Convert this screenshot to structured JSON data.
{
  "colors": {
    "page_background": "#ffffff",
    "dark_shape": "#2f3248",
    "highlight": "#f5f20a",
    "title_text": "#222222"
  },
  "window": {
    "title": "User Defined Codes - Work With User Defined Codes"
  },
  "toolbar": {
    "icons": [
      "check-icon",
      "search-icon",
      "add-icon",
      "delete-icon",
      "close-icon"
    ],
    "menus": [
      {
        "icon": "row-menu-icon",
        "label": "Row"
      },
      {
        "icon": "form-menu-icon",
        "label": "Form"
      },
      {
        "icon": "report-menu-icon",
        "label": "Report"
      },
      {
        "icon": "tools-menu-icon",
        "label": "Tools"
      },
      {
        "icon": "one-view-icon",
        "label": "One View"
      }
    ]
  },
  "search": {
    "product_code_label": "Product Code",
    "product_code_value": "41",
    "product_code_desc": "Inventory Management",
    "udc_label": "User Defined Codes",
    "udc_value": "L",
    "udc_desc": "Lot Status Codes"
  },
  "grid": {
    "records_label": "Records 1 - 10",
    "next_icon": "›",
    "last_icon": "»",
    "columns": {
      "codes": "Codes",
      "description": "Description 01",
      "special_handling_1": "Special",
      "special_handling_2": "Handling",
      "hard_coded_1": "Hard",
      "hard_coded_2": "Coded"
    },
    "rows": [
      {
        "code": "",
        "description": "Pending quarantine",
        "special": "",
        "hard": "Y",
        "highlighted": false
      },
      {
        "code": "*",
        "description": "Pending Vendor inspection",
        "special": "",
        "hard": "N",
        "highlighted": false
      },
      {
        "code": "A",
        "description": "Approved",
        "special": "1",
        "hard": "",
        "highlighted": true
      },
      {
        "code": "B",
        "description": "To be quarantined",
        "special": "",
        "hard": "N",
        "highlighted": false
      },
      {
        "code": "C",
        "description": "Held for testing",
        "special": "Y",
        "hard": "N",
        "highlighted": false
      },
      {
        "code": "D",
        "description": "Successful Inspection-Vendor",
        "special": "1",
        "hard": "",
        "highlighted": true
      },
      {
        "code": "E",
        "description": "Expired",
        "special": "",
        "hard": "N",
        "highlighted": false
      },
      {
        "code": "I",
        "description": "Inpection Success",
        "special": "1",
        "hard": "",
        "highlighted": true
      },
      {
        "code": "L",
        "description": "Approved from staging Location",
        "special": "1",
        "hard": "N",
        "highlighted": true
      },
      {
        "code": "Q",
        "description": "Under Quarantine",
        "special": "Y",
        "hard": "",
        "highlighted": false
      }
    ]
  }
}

» **Aim of the exercise**: Make an exact copy of the material above.

» **Solved exercise**:
Convert this screenshot to structured JSON data.
{
  "colors": {
    "page_background": "#ffffff",
    "dark_shape": "#2f3248",
    "highlight": "#f5f20a",
    "title_text": "#222222"
  },
  "window": {
    "title": "User Defined Codes - Work With User Defined Codes"
  },
  "toolbar": {
    "icons": [
      "check-icon",
      "search-icon",
      "add-icon",
      "delete-icon",
      "close-icon"
    ],
    "menus": [
      {
        "icon": "row-menu-icon",
        "label": "Row"
      },
      {
        "icon": "form-menu-icon",
        "label": "Form"
      },
      {
        "icon": "report-menu-icon",
        "label": "Report"
      },
      {
        "icon": "tools-menu-icon",
        "label": "Tools"
      },
      {
        "icon": "one-view-icon",
        "label": "One View"
      }
    ]
  },
  "search": {
    "product_code_label": "Product Code",
    "product_code_value": "41",
    "product_code_desc": "Inventory Management",
    "udc_label": "User Defined Codes",
    "udc_value": "L",
    "udc_desc": "Lot Status Codes"
  },
  "grid": {
    "records_label": "Records 1 - 10",
    "next_icon": "›",
    "last_icon": "»",
    "columns": {
      "codes": "Codes",
      "description": "Description 01",
      "special_handling_1": "Special",
      "special_handling_2": "Handling",
      "hard_coded_1": "Hard",
      "hard_coded_2": "Coded"
    },
    "rows": [
      {
        "code": "",
        "description": "Pending quarantine",
        "special": "",
        "hard": "Y",
        "highlighted": false
      },
      {
        "code": "*",
        "description": "Pending Vendor inspection",
        "special": "",
        "hard": "N",
        "highlighted": false
      },
      {
        "code": "A",
        "description": "Approved",
        "special": "1",
        "hard": "",
        "highlighted": true
      },
      {
        "code": "B",
        "description": "To be quarantined",
        "special": "",
        "hard": "N",
        "highlighted": false
      },
      {
        "code": "C",
        "description": "Held for testing",
        "special": "Y",
        "hard": "N",
        "highlighted": false
      },
      {
        "code": "D",
        "description": "Successful Inspection-Vendor",
        "special": "1",
        "hard": "",
        "highlighted": true
      },
      {
        "code": "E",
        "description": "Expired",
        "special": "",
        "hard": "N",
        "highlighted": false
      },
      {
        "code": "I",
        "description": "Inpection Success",
        "special": "1",
        "hard": "",
        "highlighted": true
      },
      {
        "code": "L",
        "description": "Approved from staging Location",
        "special": "1",
        "hard": "N",
        "highlighted": true
      },
      {
        "code": "Q",
        "description": "Under Quarantine",
        "special": "Y",
        "hard": "",
        "highlighted": false
      }
    ]
  }
}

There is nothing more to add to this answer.